● Listed records:
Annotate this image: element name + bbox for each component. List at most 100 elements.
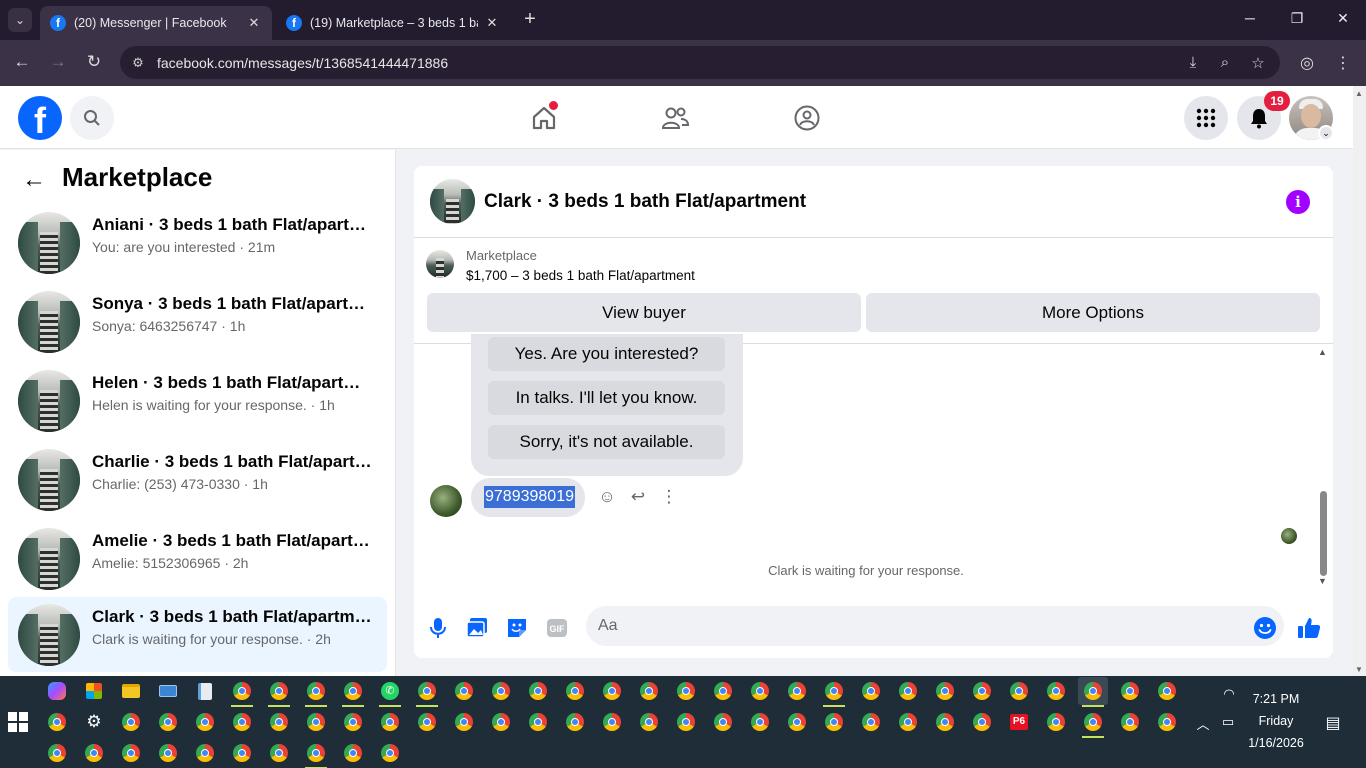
react-smiley-icon[interactable]: ☺ xyxy=(596,486,618,508)
restore-icon[interactable]: ❐ xyxy=(1287,10,1307,27)
chrome-taskbar-icon[interactable] xyxy=(819,677,849,707)
conversation-item[interactable]: Charlie · 3 beds 1 bath Flat/apartment C… xyxy=(8,442,387,517)
chrome-taskbar-icon[interactable] xyxy=(1004,677,1034,705)
chrome-taskbar-icon[interactable] xyxy=(449,677,479,705)
chrome-taskbar-icon[interactable] xyxy=(893,708,923,736)
notification-center-icon[interactable]: ▤ xyxy=(1323,713,1343,733)
chrome-taskbar-icon[interactable] xyxy=(301,677,331,707)
chrome-taskbar-icon[interactable] xyxy=(560,677,590,705)
sender-avatar[interactable] xyxy=(430,485,462,517)
page-scroll-down-icon[interactable]: ▼ xyxy=(1355,665,1363,674)
account-chevron-down-icon[interactable]: ⌄ xyxy=(1318,125,1334,141)
chrome-taskbar-icon[interactable] xyxy=(116,708,146,736)
chrome-taskbar-icon[interactable] xyxy=(1152,677,1182,705)
tab-search-chevron-icon[interactable]: ⌄ xyxy=(8,8,32,32)
windows-start-icon[interactable] xyxy=(8,712,28,732)
new-tab-button[interactable]: + xyxy=(520,9,540,30)
suggested-reply-button[interactable]: In talks. I'll let you know. xyxy=(488,381,725,415)
chrome-taskbar-icon[interactable] xyxy=(597,677,627,705)
chrome-taskbar-icon[interactable] xyxy=(856,677,886,705)
copilot-icon[interactable] xyxy=(42,677,72,705)
chrome-taskbar-icon[interactable] xyxy=(412,708,442,736)
chrome-taskbar-icon[interactable] xyxy=(597,708,627,736)
chrome-taskbar-icon[interactable] xyxy=(523,708,553,736)
chat-title[interactable]: Clark · 3 beds 1 bath Flat/apartment xyxy=(484,191,806,213)
install-app-icon[interactable]: ⤓ xyxy=(1183,54,1203,71)
chrome-taskbar-icon-active[interactable] xyxy=(1078,677,1108,707)
message-text[interactable]: 9789398019 xyxy=(484,486,575,508)
suggested-reply-button[interactable]: Yes. Are you interested? xyxy=(488,337,725,371)
scroll-down-arrow-icon[interactable]: ▼ xyxy=(1318,576,1327,586)
clock-day[interactable]: Friday xyxy=(1246,714,1306,728)
clock-time[interactable]: 7:21 PM xyxy=(1246,692,1306,706)
profile-icon[interactable]: ◎ xyxy=(1296,53,1318,73)
facebook-logo[interactable]: f xyxy=(18,96,62,140)
search-button[interactable] xyxy=(70,96,114,140)
back-icon[interactable]: ← xyxy=(11,52,33,72)
chrome-taskbar-icon[interactable] xyxy=(1152,708,1182,736)
chrome-taskbar-icon[interactable] xyxy=(301,739,331,768)
chrome-taskbar-icon[interactable] xyxy=(227,708,257,736)
store-icon[interactable] xyxy=(79,677,109,705)
back-arrow-icon[interactable]: ← xyxy=(22,166,46,194)
chrome-taskbar-icon[interactable] xyxy=(745,708,775,736)
chrome-taskbar-icon[interactable] xyxy=(671,708,701,736)
chrome-taskbar-icon[interactable] xyxy=(338,739,368,767)
chrome-taskbar-icon[interactable] xyxy=(1078,708,1108,738)
clock-date[interactable]: 1/16/2026 xyxy=(1246,736,1306,750)
chrome-taskbar-icon[interactable] xyxy=(745,677,775,705)
network-icon[interactable]: ◠ xyxy=(1219,686,1239,702)
gif-icon[interactable]: GIF xyxy=(544,615,570,641)
chrome-taskbar-icon[interactable] xyxy=(1115,677,1145,705)
chrome-taskbar-icon[interactable] xyxy=(227,677,257,707)
message-bubble[interactable]: 9789398019 xyxy=(471,478,585,517)
groups-tab[interactable] xyxy=(789,100,825,136)
chrome-taskbar-icon[interactable] xyxy=(930,708,960,736)
chrome-taskbar-icon[interactable] xyxy=(782,677,812,705)
browser-menu-icon[interactable]: ⋮ xyxy=(1332,53,1354,73)
chat-listing-thumbnail[interactable] xyxy=(430,179,475,224)
chrome-taskbar-icon[interactable] xyxy=(486,708,516,736)
thumbs-up-icon[interactable] xyxy=(1296,615,1322,641)
battery-icon[interactable]: ▭ xyxy=(1218,714,1238,730)
info-icon[interactable]: i xyxy=(1286,190,1310,214)
more-actions-icon[interactable]: ⋮ xyxy=(658,486,680,508)
message-input[interactable] xyxy=(586,606,1284,646)
view-buyer-button[interactable]: View buyer xyxy=(427,293,861,332)
tab-messenger[interactable]: f (20) Messenger | Facebook ✕ xyxy=(40,6,272,40)
chrome-taskbar-icon[interactable] xyxy=(190,708,220,736)
chrome-taskbar-icon[interactable] xyxy=(1115,708,1145,736)
chrome-taskbar-icon[interactable] xyxy=(782,708,812,736)
forward-icon[interactable]: → xyxy=(47,52,69,72)
site-info-icon[interactable]: ⚙ xyxy=(128,53,148,73)
p6-app-icon[interactable]: P6 xyxy=(1004,708,1034,736)
chrome-taskbar-icon[interactable] xyxy=(486,677,516,705)
friends-tab[interactable] xyxy=(657,100,693,136)
chrome-taskbar-icon[interactable] xyxy=(967,677,997,705)
chrome-taskbar-icon[interactable] xyxy=(375,739,405,767)
tab-marketplace[interactable]: f (19) Marketplace – 3 beds 1 bat ✕ xyxy=(276,6,510,40)
chrome-taskbar-icon[interactable] xyxy=(560,708,590,736)
chrome-taskbar-icon[interactable] xyxy=(967,708,997,736)
chrome-taskbar-icon[interactable] xyxy=(264,677,294,707)
conversation-item[interactable]: Amelie · 3 beds 1 bath Flat/apartment Am… xyxy=(8,521,387,596)
chrome-taskbar-icon[interactable] xyxy=(930,677,960,705)
chrome-taskbar-icon[interactable] xyxy=(375,708,405,736)
chrome-taskbar-icon[interactable] xyxy=(819,708,849,736)
page-scrollbar[interactable]: ▲ ▼ xyxy=(1353,86,1366,676)
file-explorer-icon[interactable] xyxy=(116,677,146,705)
minimize-icon[interactable]: ─ xyxy=(1240,10,1260,26)
menu-button[interactable] xyxy=(1184,96,1228,140)
address-bar[interactable]: ⚙ facebook.com/messages/t/13685414444718… xyxy=(120,46,1280,79)
tab-close-icon[interactable]: ✕ xyxy=(246,15,262,31)
chrome-taskbar-icon[interactable] xyxy=(634,708,664,736)
chrome-taskbar-icon[interactable] xyxy=(412,677,442,707)
listing-price-title[interactable]: $1,700 – 3 beds 1 bath Flat/apartment xyxy=(466,268,695,283)
photo-gallery-icon[interactable] xyxy=(464,615,490,641)
page-scroll-up-icon[interactable]: ▲ xyxy=(1355,89,1363,98)
more-options-button[interactable]: More Options xyxy=(866,293,1320,332)
chrome-taskbar-icon[interactable] xyxy=(338,677,368,707)
chrome-taskbar-icon[interactable] xyxy=(338,708,368,736)
chrome-taskbar-icon[interactable] xyxy=(264,708,294,736)
chrome-taskbar-icon[interactable] xyxy=(42,708,72,736)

● Requirements:
Please rewrite the material above, replacing "bbox" with "bounding box" and keeping everything else unchanged. Leave the pictures out.

● Solution to this exercise:
Annotate this image: element name + bounding box for each component. List at most 100 elements.
react-smiley-icon[interactable]: ☺ xyxy=(596,486,618,508)
restore-icon[interactable]: ❐ xyxy=(1287,10,1307,27)
chrome-taskbar-icon[interactable] xyxy=(819,677,849,707)
conversation-item[interactable]: Charlie · 3 beds 1 bath Flat/apartment C… xyxy=(8,442,387,517)
chrome-taskbar-icon[interactable] xyxy=(1004,677,1034,705)
chrome-taskbar-icon[interactable] xyxy=(449,677,479,705)
chrome-taskbar-icon[interactable] xyxy=(893,708,923,736)
notification-center-icon[interactable]: ▤ xyxy=(1323,713,1343,733)
chrome-taskbar-icon[interactable] xyxy=(301,677,331,707)
chrome-taskbar-icon[interactable] xyxy=(560,677,590,705)
sender-avatar[interactable] xyxy=(430,485,462,517)
page-scroll-down-icon[interactable]: ▼ xyxy=(1355,665,1363,674)
account-chevron-down-icon[interactable]: ⌄ xyxy=(1318,125,1334,141)
chrome-taskbar-icon[interactable] xyxy=(116,708,146,736)
chrome-taskbar-icon[interactable] xyxy=(1152,677,1182,705)
tab-search-chevron-icon[interactable]: ⌄ xyxy=(8,8,32,32)
windows-start-icon[interactable] xyxy=(8,712,28,732)
new-tab-button[interactable]: + xyxy=(520,9,540,30)
suggested-reply-button[interactable]: In talks. I'll let you know. xyxy=(488,381,725,415)
chrome-taskbar-icon[interactable] xyxy=(597,677,627,705)
chrome-taskbar-icon[interactable] xyxy=(856,677,886,705)
copilot-icon[interactable] xyxy=(42,677,72,705)
chrome-taskbar-icon[interactable] xyxy=(412,708,442,736)
chrome-taskbar-icon[interactable] xyxy=(597,708,627,736)
chrome-taskbar-icon[interactable] xyxy=(523,708,553,736)
chat-title[interactable]: Clark · 3 beds 1 bath Flat/apartment xyxy=(484,191,806,213)
install-app-icon[interactable]: ⤓ xyxy=(1183,54,1203,71)
chrome-taskbar-icon-active[interactable] xyxy=(1078,677,1108,707)
message-text[interactable]: 9789398019 xyxy=(484,486,575,508)
suggested-reply-button[interactable]: Yes. Are you interested? xyxy=(488,337,725,371)
scroll-down-arrow-icon[interactable]: ▼ xyxy=(1318,576,1327,586)
clock-day[interactable]: Friday xyxy=(1246,714,1306,728)
clock-time[interactable]: 7:21 PM xyxy=(1246,692,1306,706)
profile-icon[interactable]: ◎ xyxy=(1296,53,1318,73)
facebook-logo[interactable]: f xyxy=(18,96,62,140)
search-button[interactable] xyxy=(70,96,114,140)
back-icon[interactable]: ← xyxy=(11,52,33,72)
chrome-taskbar-icon[interactable] xyxy=(1152,708,1182,736)
chrome-taskbar-icon[interactable] xyxy=(301,739,331,768)
chrome-taskbar-icon[interactable] xyxy=(227,708,257,736)
store-icon[interactable] xyxy=(79,677,109,705)
back-arrow-icon[interactable]: ← xyxy=(22,166,46,194)
chrome-taskbar-icon[interactable] xyxy=(745,708,775,736)
chrome-taskbar-icon[interactable] xyxy=(671,708,701,736)
chrome-taskbar-icon[interactable] xyxy=(338,739,368,767)
chrome-taskbar-icon[interactable] xyxy=(1078,708,1108,738)
clock-date[interactable]: 1/16/2026 xyxy=(1246,736,1306,750)
chrome-taskbar-icon[interactable] xyxy=(745,677,775,705)
network-icon[interactable]: ◠ xyxy=(1219,686,1239,702)
gif-icon[interactable]: GIF xyxy=(544,615,570,641)
chrome-taskbar-icon[interactable] xyxy=(1115,677,1145,705)
chrome-taskbar-icon[interactable] xyxy=(227,677,257,707)
message-bubble[interactable]: 9789398019 xyxy=(471,478,585,517)
groups-tab[interactable] xyxy=(789,100,825,136)
chrome-taskbar-icon[interactable] xyxy=(930,708,960,736)
chrome-taskbar-icon[interactable] xyxy=(782,677,812,705)
browser-menu-icon[interactable]: ⋮ xyxy=(1332,53,1354,73)
chat-listing-thumbnail[interactable] xyxy=(430,179,475,224)
chrome-taskbar-icon[interactable] xyxy=(486,708,516,736)
thumbs-up-icon[interactable] xyxy=(1296,615,1322,641)
battery-icon[interactable]: ▭ xyxy=(1218,714,1238,730)
info-icon[interactable]: i xyxy=(1286,190,1310,214)
more-actions-icon[interactable]: ⋮ xyxy=(658,486,680,508)
message-input[interactable] xyxy=(586,606,1284,646)
view-buyer-button[interactable]: View buyer xyxy=(427,293,861,332)
tab-messenger[interactable]: f (20) Messenger | Facebook ✕ xyxy=(40,6,272,40)
chrome-taskbar-icon[interactable] xyxy=(190,708,220,736)
chrome-taskbar-icon[interactable] xyxy=(1115,708,1145,736)
chrome-taskbar-icon[interactable] xyxy=(782,708,812,736)
forward-icon[interactable]: → xyxy=(47,52,69,72)
site-info-icon[interactable]: ⚙ xyxy=(128,53,148,73)
p6-app-icon[interactable]: P6 xyxy=(1004,708,1034,736)
chrome-taskbar-icon[interactable] xyxy=(486,677,516,705)
friends-tab[interactable] xyxy=(657,100,693,136)
chrome-taskbar-icon[interactable] xyxy=(967,677,997,705)
chrome-taskbar-icon[interactable] xyxy=(375,739,405,767)
tab-marketplace[interactable]: f (19) Marketplace – 3 beds 1 bat ✕ xyxy=(276,6,510,40)
chrome-taskbar-icon[interactable] xyxy=(560,708,590,736)
chrome-taskbar-icon[interactable] xyxy=(967,708,997,736)
chrome-taskbar-icon[interactable] xyxy=(264,677,294,707)
conversation-item[interactable]: Amelie · 3 beds 1 bath Flat/apartment Am… xyxy=(8,521,387,596)
chrome-taskbar-icon[interactable] xyxy=(930,677,960,705)
chrome-taskbar-icon[interactable] xyxy=(375,708,405,736)
chrome-taskbar-icon[interactable] xyxy=(819,708,849,736)
page-scrollbar[interactable]: ▲ ▼ xyxy=(1353,86,1366,676)
file-explorer-icon[interactable] xyxy=(116,677,146,705)
minimize-icon[interactable]: ─ xyxy=(1240,10,1260,26)
menu-button[interactable] xyxy=(1184,96,1228,140)
address-bar[interactable]: ⚙ facebook.com/messages/t/13685414444718… xyxy=(120,46,1280,79)
tab-close-icon[interactable]: ✕ xyxy=(246,15,262,31)
chrome-taskbar-icon[interactable] xyxy=(634,708,664,736)
chrome-taskbar-icon[interactable] xyxy=(412,677,442,707)
listing-price-title[interactable]: $1,700 – 3 beds 1 bath Flat/apartment xyxy=(466,268,695,283)
photo-gallery-icon[interactable] xyxy=(464,615,490,641)
page-scroll-up-icon[interactable]: ▲ xyxy=(1355,89,1363,98)
more-options-button[interactable]: More Options xyxy=(866,293,1320,332)
chrome-taskbar-icon[interactable] xyxy=(338,677,368,707)
chrome-taskbar-icon[interactable] xyxy=(338,708,368,736)
chrome-taskbar-icon[interactable] xyxy=(264,708,294,736)
chrome-taskbar-icon[interactable] xyxy=(42,708,72,736)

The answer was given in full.